What you are asked to do → Copy out the listing in full, exactly as written, but not its pictures.
****
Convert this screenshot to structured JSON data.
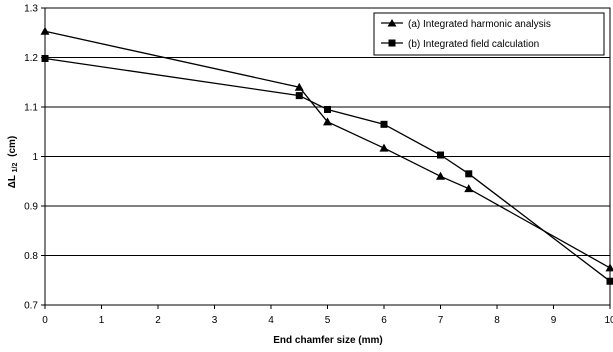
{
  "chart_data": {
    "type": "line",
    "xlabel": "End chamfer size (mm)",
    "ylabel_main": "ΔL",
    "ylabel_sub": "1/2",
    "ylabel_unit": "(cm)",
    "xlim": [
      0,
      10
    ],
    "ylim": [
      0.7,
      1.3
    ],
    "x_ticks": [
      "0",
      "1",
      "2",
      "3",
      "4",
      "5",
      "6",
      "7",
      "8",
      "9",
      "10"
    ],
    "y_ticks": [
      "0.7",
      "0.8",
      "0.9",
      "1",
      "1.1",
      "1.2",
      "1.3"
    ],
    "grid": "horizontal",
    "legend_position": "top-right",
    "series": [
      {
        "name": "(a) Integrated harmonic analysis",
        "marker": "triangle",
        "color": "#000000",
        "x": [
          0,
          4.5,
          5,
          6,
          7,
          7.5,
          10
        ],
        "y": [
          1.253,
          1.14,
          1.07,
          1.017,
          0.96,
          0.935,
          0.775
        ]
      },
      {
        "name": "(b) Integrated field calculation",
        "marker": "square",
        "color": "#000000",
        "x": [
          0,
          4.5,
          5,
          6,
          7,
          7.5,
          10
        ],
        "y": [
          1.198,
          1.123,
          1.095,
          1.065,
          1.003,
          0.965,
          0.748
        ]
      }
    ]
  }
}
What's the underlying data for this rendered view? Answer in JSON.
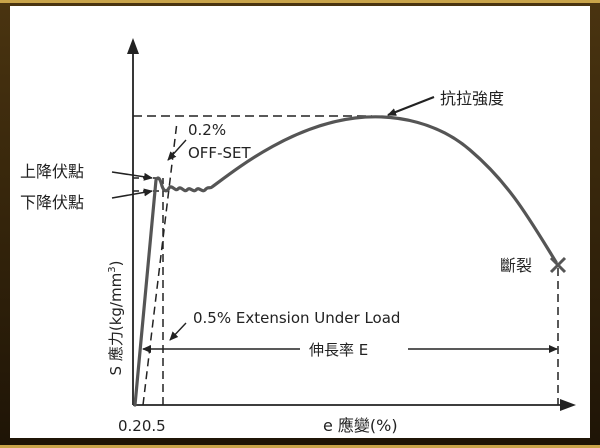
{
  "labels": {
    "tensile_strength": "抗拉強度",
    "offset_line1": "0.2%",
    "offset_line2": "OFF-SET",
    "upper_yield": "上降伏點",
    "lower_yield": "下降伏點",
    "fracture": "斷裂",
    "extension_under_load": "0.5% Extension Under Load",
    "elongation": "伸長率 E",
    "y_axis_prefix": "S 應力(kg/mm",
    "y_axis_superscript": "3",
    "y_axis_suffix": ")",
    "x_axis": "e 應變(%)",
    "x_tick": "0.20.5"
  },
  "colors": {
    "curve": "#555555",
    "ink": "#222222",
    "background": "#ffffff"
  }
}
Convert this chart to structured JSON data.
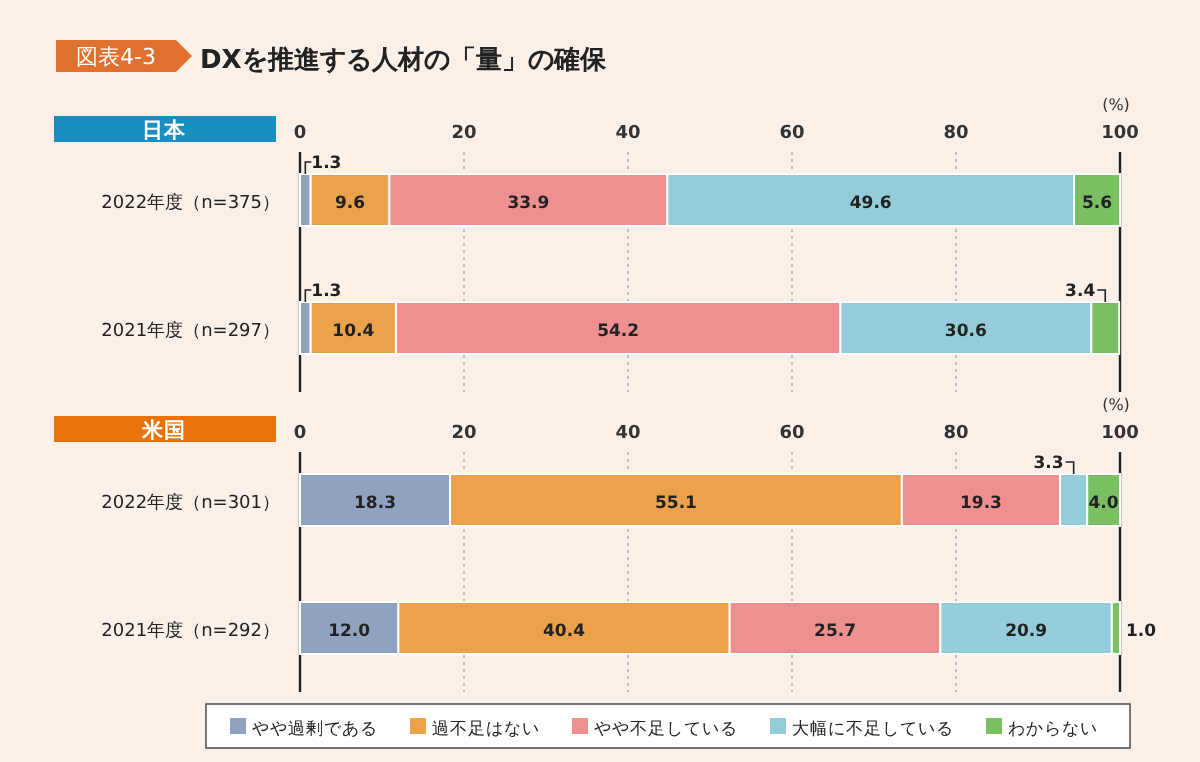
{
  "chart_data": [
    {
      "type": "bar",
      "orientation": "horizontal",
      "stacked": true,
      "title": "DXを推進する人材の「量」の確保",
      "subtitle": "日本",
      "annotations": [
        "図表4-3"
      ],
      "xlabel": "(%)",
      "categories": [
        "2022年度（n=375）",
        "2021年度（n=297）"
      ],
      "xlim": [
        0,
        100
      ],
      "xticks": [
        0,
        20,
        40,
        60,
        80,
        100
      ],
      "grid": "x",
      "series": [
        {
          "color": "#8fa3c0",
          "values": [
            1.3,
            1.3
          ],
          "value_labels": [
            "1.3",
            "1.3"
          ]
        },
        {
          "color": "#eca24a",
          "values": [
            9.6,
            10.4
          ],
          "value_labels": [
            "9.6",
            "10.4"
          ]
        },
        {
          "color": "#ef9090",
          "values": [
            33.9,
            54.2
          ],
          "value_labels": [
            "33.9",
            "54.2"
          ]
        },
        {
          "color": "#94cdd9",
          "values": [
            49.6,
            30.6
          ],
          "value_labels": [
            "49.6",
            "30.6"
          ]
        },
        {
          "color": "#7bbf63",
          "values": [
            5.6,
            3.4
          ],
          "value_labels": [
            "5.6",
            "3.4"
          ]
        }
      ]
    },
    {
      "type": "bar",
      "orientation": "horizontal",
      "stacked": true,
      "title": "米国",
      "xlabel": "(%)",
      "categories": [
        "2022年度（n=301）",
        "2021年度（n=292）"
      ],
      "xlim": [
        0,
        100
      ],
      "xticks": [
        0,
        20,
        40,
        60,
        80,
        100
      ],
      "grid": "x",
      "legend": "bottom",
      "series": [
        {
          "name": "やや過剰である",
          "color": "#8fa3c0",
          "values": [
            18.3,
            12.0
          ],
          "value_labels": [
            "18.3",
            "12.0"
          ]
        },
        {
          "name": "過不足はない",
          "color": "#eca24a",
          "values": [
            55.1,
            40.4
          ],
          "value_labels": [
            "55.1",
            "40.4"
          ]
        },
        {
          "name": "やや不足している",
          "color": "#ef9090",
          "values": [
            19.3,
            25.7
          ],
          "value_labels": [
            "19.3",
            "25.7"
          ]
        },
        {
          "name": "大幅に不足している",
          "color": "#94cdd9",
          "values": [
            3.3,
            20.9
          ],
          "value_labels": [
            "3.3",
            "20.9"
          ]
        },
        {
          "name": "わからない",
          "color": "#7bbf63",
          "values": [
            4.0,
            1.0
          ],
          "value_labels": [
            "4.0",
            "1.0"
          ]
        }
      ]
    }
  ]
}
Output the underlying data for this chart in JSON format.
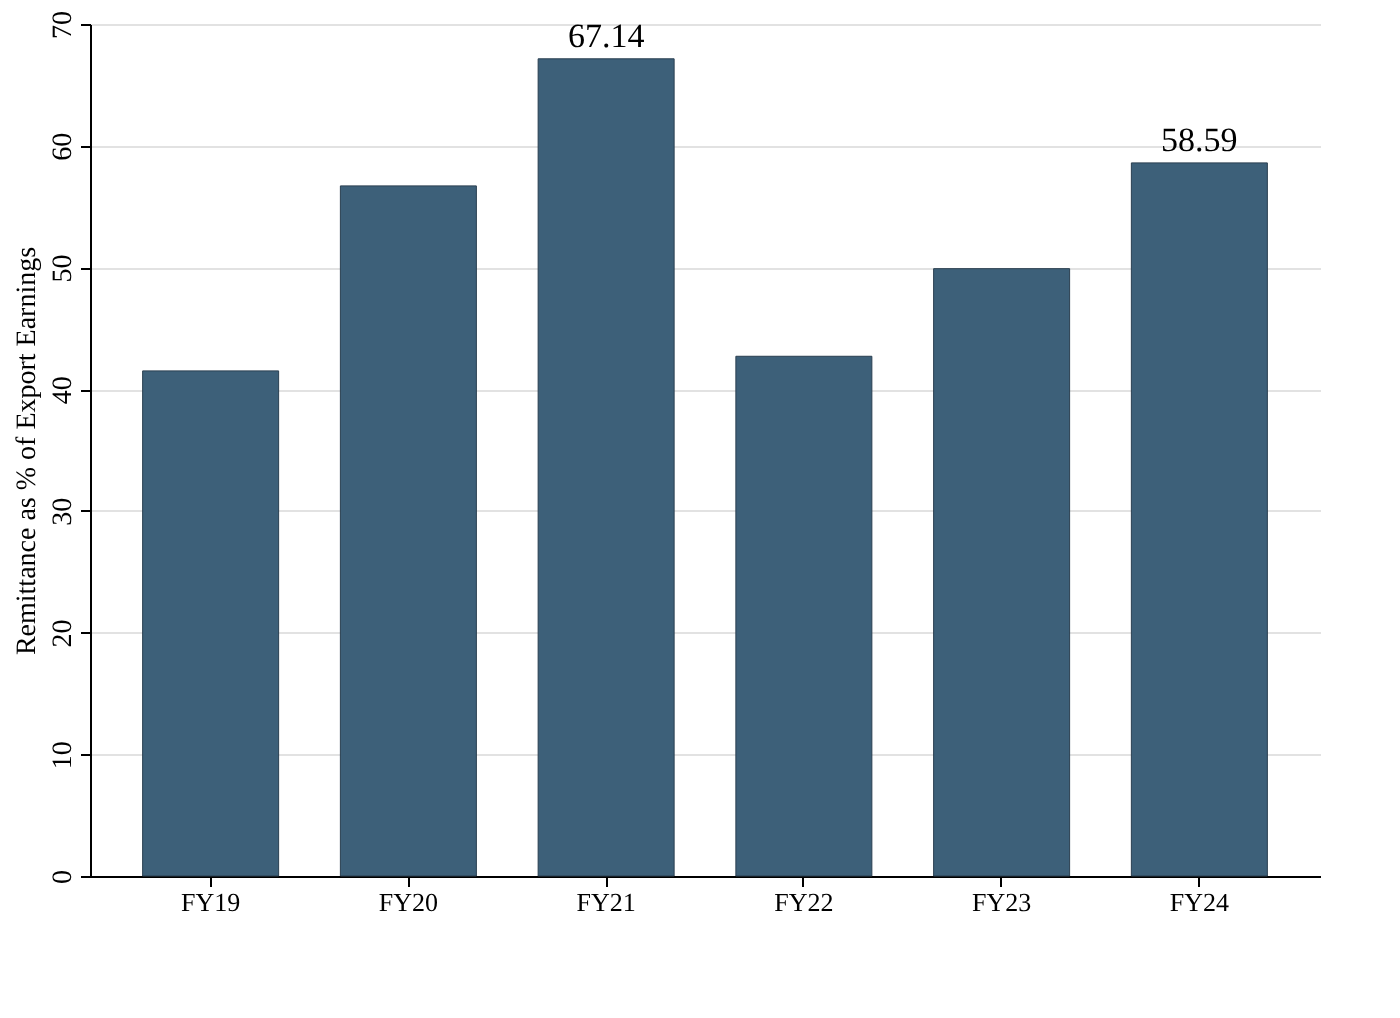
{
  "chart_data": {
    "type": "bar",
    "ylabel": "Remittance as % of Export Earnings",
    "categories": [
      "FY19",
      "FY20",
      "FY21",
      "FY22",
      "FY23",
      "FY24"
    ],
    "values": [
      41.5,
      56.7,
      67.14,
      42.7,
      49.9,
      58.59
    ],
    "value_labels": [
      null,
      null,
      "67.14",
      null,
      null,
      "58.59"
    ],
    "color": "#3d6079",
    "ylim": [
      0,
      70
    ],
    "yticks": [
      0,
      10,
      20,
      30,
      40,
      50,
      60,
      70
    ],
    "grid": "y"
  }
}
****
Answer for this exercise →
Convert this screenshot to structured JSON data.
{
  "chart_data": {
    "type": "line",
    "xlabel": "End chamfer size (mm)",
    "ylabel_main": "ΔL",
    "ylabel_sub": "1/2",
    "ylabel_unit": "(cm)",
    "xlim": [
      0,
      10
    ],
    "ylim": [
      0.7,
      1.3
    ],
    "x_ticks": [
      "0",
      "1",
      "2",
      "3",
      "4",
      "5",
      "6",
      "7",
      "8",
      "9",
      "10"
    ],
    "y_ticks": [
      "0.7",
      "0.8",
      "0.9",
      "1",
      "1.1",
      "1.2",
      "1.3"
    ],
    "grid": "horizontal",
    "legend_position": "top-right",
    "series": [
      {
        "name": "(a) Integrated harmonic analysis",
        "marker": "triangle",
        "color": "#000000",
        "x": [
          0,
          4.5,
          5,
          6,
          7,
          7.5,
          10
        ],
        "y": [
          1.253,
          1.14,
          1.07,
          1.017,
          0.96,
          0.935,
          0.775
        ]
      },
      {
        "name": "(b) Integrated field calculation",
        "marker": "square",
        "color": "#000000",
        "x": [
          0,
          4.5,
          5,
          6,
          7,
          7.5,
          10
        ],
        "y": [
          1.198,
          1.123,
          1.095,
          1.065,
          1.003,
          0.965,
          0.748
        ]
      }
    ]
  }
}
What's the underlying data for this rendered view? Answer in JSON.
{
  "labels": {
    "tensile_strength": "抗拉強度",
    "offset_line1": "0.2%",
    "offset_line2": "OFF-SET",
    "upper_yield": "上降伏點",
    "lower_yield": "下降伏點",
    "fracture": "斷裂",
    "extension_under_load": "0.5% Extension Under Load",
    "elongation": "伸長率 E",
    "y_axis_prefix": "S 應力(kg/mm",
    "y_axis_superscript": "3",
    "y_axis_suffix": ")",
    "x_axis": "e 應變(%)",
    "x_tick": "0.20.5"
  },
  "colors": {
    "curve": "#555555",
    "ink": "#222222",
    "background": "#ffffff"
  }
}
Convert this chart to structured JSON data.
{
  "chart_data": [
    {
      "type": "bar",
      "orientation": "horizontal",
      "stacked": true,
      "title": "DXを推進する人材の「量」の確保",
      "subtitle": "日本",
      "annotations": [
        "図表4-3"
      ],
      "xlabel": "(%)",
      "categories": [
        "2022年度（n=375）",
        "2021年度（n=297）"
      ],
      "xlim": [
        0,
        100
      ],
      "xticks": [
        0,
        20,
        40,
        60,
        80,
        100
      ],
      "grid": "x",
      "series": [
        {
          "color": "#8fa3c0",
          "values": [
            1.3,
            1.3
          ],
          "value_labels": [
            "1.3",
            "1.3"
          ]
        },
        {
          "color": "#eca24a",
          "values": [
            9.6,
            10.4
          ],
          "value_labels": [
            "9.6",
            "10.4"
          ]
        },
        {
          "color": "#ef9090",
          "values": [
            33.9,
            54.2
          ],
          "value_labels": [
            "33.9",
            "54.2"
          ]
        },
        {
          "color": "#94cdd9",
          "values": [
            49.6,
            30.6
          ],
          "value_labels": [
            "49.6",
            "30.6"
          ]
        },
        {
          "color": "#7bbf63",
          "values": [
            5.6,
            3.4
          ],
          "value_labels": [
            "5.6",
            "3.4"
          ]
        }
      ]
    },
    {
      "type": "bar",
      "orientation": "horizontal",
      "stacked": true,
      "title": "米国",
      "xlabel": "(%)",
      "categories": [
        "2022年度（n=301）",
        "2021年度（n=292）"
      ],
      "xlim": [
        0,
        100
      ],
      "xticks": [
        0,
        20,
        40,
        60,
        80,
        100
      ],
      "grid": "x",
      "legend": "bottom",
      "series": [
        {
          "name": "やや過剰である",
          "color": "#8fa3c0",
          "values": [
            18.3,
            12.0
          ],
          "value_labels": [
            "18.3",
            "12.0"
          ]
        },
        {
          "name": "過不足はない",
          "color": "#eca24a",
          "values": [
            55.1,
            40.4
          ],
          "value_labels": [
            "55.1",
            "40.4"
          ]
        },
        {
          "name": "やや不足している",
          "color": "#ef9090",
          "values": [
            19.3,
            25.7
          ],
          "value_labels": [
            "19.3",
            "25.7"
          ]
        },
        {
          "name": "大幅に不足している",
          "color": "#94cdd9",
          "values": [
            3.3,
            20.9
          ],
          "value_labels": [
            "3.3",
            "20.9"
          ]
        },
        {
          "name": "わからない",
          "color": "#7bbf63",
          "values": [
            4.0,
            1.0
          ],
          "value_labels": [
            "4.0",
            "1.0"
          ]
        }
      ]
    }
  ]
}
Output the underlying data for this chart in JSON format.
{
  "chart_data": {
    "type": "bar",
    "ylabel": "Remittance as % of Export Earnings",
    "categories": [
      "FY19",
      "FY20",
      "FY21",
      "FY22",
      "FY23",
      "FY24"
    ],
    "values": [
      41.5,
      56.7,
      67.14,
      42.7,
      49.9,
      58.59
    ],
    "value_labels": [
      null,
      null,
      "67.14",
      null,
      null,
      "58.59"
    ],
    "color": "#3d6079",
    "ylim": [
      0,
      70
    ],
    "yticks": [
      0,
      10,
      20,
      30,
      40,
      50,
      60,
      70
    ],
    "grid": "y"
  }
}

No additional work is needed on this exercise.